[Stored data]
____________________

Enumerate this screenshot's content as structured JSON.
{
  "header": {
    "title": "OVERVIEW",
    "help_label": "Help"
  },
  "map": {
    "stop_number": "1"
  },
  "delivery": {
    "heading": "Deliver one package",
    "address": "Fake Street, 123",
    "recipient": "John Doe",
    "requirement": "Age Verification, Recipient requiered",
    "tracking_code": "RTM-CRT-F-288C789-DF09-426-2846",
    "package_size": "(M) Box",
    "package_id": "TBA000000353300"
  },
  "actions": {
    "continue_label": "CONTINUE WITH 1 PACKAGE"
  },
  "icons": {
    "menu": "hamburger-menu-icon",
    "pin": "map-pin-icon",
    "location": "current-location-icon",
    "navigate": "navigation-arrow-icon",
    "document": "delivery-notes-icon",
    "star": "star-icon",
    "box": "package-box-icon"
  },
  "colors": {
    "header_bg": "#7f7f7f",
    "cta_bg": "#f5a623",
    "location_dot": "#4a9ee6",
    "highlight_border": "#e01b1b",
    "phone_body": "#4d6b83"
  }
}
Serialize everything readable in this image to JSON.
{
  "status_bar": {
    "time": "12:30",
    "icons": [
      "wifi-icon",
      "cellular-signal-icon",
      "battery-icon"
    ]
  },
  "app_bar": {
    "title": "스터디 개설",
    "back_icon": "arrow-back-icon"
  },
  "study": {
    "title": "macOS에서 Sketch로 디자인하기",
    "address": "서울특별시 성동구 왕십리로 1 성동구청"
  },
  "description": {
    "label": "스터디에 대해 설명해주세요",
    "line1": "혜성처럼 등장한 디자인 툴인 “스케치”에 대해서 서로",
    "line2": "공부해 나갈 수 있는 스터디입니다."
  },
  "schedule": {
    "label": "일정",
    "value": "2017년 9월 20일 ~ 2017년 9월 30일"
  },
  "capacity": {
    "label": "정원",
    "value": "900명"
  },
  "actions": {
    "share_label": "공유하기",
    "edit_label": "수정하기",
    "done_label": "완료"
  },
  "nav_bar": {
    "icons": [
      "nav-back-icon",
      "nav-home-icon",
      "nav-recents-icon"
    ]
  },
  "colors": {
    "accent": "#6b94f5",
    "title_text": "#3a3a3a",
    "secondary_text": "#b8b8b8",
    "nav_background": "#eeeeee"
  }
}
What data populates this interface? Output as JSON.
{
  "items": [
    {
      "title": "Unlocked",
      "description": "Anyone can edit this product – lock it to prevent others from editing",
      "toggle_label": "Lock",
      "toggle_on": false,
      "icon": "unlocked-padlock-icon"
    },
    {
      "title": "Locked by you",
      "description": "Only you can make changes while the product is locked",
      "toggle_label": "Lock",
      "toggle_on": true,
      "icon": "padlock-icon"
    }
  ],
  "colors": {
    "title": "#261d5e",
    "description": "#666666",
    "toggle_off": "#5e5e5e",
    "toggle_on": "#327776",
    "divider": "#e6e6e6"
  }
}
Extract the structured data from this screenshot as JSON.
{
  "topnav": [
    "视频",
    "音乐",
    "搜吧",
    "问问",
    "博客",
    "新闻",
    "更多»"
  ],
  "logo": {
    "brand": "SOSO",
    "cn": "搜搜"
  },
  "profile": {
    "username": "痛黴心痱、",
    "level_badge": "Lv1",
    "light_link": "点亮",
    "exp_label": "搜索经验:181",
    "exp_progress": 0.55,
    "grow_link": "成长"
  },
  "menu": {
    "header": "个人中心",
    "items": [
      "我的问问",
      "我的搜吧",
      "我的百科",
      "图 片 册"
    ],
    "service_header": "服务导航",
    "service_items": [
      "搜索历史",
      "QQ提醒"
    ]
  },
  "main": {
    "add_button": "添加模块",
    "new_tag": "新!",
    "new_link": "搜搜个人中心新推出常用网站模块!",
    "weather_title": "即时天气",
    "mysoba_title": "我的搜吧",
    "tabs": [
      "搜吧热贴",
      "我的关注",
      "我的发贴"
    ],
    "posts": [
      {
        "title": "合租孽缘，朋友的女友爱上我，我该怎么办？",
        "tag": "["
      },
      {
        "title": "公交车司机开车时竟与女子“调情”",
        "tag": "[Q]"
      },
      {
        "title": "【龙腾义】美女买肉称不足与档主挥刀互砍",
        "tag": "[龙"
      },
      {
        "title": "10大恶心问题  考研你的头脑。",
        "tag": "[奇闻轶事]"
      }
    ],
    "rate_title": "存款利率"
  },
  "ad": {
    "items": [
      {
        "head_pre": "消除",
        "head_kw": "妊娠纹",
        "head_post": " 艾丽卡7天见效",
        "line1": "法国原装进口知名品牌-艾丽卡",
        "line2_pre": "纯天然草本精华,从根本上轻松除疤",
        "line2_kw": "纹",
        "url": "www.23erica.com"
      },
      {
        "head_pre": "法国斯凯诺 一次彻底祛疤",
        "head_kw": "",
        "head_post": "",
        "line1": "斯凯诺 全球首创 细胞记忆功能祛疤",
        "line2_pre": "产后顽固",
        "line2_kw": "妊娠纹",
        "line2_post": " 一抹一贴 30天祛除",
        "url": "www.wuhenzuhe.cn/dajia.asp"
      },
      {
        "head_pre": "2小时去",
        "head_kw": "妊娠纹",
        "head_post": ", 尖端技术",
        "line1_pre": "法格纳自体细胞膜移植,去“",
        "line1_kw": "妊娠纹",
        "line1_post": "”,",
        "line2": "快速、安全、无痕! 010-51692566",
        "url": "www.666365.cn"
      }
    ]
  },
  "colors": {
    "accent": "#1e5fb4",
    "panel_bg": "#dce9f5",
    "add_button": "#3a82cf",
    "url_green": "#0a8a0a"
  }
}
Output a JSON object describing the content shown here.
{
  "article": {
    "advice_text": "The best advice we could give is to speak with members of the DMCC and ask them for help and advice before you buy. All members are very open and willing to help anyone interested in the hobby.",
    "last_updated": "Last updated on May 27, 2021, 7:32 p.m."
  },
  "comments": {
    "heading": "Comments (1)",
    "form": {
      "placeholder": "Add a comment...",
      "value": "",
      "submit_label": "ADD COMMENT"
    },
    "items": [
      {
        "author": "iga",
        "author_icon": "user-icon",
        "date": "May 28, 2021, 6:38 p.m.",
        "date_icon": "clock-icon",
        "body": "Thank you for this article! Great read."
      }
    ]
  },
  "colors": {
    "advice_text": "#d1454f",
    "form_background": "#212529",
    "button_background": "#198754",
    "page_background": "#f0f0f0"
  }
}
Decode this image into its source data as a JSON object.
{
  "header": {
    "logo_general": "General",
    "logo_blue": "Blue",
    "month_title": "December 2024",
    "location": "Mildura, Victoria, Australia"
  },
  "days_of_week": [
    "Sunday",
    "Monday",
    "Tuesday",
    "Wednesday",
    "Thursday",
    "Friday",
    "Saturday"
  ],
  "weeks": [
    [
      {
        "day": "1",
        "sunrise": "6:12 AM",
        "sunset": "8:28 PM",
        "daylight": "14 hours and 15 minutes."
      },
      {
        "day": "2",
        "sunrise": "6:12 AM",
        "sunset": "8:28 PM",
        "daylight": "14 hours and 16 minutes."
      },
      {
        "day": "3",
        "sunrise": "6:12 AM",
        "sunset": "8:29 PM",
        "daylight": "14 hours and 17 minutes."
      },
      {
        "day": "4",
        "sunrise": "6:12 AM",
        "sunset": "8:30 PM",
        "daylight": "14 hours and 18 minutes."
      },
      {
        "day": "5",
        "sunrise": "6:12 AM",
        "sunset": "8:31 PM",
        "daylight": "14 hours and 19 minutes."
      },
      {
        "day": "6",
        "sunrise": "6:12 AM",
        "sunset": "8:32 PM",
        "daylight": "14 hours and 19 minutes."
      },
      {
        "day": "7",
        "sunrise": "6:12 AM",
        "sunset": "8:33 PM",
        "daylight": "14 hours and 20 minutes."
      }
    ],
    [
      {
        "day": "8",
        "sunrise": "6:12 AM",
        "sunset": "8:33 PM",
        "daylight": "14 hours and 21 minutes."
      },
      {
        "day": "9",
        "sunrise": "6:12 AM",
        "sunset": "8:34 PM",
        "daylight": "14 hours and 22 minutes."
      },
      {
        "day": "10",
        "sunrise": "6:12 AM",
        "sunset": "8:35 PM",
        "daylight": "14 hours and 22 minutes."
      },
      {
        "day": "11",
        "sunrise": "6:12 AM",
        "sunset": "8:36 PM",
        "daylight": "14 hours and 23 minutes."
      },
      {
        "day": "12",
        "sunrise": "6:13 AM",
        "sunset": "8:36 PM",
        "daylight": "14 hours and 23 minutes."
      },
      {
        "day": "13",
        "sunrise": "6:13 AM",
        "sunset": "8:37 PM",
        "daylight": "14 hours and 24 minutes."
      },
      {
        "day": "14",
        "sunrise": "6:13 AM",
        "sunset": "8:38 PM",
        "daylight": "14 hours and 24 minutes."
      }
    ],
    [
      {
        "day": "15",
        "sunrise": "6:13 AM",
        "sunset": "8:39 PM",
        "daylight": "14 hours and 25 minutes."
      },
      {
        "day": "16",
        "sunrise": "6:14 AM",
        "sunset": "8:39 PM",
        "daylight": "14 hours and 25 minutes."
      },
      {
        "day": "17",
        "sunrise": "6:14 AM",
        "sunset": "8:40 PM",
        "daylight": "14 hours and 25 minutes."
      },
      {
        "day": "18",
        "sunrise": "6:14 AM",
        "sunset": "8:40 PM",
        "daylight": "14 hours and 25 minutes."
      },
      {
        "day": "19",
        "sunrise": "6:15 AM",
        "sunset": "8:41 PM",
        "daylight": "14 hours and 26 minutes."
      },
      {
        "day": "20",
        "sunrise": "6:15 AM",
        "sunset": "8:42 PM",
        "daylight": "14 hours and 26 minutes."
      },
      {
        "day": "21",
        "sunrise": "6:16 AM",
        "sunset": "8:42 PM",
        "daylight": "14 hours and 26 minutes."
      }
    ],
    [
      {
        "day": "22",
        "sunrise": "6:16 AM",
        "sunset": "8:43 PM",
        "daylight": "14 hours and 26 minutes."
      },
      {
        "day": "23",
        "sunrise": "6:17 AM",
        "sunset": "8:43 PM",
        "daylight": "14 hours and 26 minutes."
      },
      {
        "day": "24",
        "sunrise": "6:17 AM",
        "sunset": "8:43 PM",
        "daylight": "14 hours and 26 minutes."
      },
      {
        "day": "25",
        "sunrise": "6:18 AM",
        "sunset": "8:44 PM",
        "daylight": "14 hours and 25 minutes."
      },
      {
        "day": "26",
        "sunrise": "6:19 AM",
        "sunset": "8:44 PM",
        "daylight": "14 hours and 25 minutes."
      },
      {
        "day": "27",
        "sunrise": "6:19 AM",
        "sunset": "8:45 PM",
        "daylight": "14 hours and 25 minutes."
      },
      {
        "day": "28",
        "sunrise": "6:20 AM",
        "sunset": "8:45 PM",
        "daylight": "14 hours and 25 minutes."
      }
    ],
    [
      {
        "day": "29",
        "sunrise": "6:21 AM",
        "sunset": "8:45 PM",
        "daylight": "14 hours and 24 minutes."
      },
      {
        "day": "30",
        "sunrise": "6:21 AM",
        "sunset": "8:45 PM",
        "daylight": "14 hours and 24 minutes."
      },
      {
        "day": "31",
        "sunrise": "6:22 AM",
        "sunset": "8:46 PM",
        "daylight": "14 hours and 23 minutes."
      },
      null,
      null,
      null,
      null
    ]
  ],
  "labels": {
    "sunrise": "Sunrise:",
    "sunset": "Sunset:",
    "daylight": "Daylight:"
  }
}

____________________

Copy down every line of the material above that includes the string "description".

  "description": {
      "description": "Anyone can edit this product – lock it to prevent others from editing",
      "description": "Only you can make changes while the product is locked",
    "description": "#666666",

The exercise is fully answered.